■ **What is asked**
Within the material below, find each line bearing the word "meter" and present it.

■ **Provided records**
┌────────

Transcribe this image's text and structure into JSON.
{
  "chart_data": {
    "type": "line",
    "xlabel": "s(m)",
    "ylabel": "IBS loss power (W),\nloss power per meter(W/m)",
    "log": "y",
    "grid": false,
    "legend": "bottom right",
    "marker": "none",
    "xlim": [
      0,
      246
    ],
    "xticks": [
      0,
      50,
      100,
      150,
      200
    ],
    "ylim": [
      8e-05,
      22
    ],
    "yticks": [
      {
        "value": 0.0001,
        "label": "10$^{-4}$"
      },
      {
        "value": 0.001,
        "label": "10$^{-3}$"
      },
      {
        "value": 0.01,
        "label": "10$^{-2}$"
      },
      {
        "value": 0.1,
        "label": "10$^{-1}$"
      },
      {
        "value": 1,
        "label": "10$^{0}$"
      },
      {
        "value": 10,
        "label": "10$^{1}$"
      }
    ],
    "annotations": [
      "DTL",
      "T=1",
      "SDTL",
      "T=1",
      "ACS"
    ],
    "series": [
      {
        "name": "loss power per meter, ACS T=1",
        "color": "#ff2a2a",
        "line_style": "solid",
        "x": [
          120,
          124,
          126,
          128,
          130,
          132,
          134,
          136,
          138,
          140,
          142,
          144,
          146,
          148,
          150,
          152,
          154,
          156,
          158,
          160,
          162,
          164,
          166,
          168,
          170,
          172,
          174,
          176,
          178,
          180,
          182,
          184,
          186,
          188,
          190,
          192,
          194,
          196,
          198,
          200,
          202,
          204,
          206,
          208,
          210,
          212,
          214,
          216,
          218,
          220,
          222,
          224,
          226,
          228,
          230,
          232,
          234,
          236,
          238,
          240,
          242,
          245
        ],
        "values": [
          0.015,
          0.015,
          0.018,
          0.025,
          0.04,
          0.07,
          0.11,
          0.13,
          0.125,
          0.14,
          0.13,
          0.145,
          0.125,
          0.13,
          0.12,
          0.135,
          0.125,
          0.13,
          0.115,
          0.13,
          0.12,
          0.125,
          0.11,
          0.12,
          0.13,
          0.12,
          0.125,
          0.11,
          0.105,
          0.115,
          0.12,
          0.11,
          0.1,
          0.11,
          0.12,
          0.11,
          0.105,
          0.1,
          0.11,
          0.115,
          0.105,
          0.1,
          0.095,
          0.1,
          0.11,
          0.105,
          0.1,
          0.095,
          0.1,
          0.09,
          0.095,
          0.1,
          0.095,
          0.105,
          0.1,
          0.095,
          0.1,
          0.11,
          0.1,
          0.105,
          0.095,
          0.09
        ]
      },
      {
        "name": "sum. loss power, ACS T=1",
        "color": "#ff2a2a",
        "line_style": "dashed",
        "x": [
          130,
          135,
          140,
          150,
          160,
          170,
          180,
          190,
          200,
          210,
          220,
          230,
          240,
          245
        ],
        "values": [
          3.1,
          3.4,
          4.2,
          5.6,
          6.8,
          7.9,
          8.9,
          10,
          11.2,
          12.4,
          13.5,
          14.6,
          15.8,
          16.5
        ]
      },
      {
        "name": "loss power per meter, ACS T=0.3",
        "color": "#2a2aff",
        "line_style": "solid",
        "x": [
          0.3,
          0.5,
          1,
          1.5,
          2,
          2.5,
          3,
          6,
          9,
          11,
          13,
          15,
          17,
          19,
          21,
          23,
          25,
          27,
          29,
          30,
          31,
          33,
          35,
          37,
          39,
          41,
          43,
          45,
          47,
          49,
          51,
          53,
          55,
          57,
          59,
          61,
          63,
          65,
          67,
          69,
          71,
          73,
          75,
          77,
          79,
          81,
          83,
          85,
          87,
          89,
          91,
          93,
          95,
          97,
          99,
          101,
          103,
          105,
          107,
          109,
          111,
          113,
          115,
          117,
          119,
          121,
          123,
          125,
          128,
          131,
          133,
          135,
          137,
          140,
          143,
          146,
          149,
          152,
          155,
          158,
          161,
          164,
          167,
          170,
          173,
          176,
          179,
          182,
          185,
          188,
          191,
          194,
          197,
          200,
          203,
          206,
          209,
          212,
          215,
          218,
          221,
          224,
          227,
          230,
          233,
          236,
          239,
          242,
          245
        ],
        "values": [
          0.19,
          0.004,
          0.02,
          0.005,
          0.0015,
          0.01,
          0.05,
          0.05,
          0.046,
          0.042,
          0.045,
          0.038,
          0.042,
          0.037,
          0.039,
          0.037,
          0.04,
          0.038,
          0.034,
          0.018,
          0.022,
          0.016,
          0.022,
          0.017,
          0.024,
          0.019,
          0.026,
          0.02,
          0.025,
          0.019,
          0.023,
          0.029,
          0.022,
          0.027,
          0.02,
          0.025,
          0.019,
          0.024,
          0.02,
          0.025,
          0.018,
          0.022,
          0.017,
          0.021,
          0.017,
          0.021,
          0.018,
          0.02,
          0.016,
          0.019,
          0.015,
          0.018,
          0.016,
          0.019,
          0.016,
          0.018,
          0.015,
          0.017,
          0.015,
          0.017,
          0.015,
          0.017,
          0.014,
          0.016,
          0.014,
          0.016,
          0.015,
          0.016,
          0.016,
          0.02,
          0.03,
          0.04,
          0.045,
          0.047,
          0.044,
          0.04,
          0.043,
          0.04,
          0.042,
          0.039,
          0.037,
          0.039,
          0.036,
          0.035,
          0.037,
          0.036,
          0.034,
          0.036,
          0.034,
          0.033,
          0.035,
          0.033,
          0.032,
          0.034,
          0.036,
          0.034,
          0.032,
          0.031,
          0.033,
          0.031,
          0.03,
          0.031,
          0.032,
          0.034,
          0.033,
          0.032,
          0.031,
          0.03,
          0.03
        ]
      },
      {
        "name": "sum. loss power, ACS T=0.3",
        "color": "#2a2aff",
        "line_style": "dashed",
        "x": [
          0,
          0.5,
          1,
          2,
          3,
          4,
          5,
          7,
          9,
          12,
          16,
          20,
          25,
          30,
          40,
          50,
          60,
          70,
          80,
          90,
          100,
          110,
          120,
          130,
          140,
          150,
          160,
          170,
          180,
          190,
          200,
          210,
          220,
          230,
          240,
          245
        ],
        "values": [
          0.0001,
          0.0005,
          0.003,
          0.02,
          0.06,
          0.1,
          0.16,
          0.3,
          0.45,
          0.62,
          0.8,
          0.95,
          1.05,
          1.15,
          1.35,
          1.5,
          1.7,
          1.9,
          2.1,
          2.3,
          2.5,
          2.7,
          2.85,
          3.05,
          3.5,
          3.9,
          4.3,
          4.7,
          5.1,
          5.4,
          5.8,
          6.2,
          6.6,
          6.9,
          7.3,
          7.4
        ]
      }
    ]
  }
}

└────────

■ **Answer to the exercise**
    "ylabel": "IBS loss power (W),\nloss power per meter(W/m)",
        "name": "loss power per meter, ACS T=1",
        "name": "loss power per meter, ACS T=0.3",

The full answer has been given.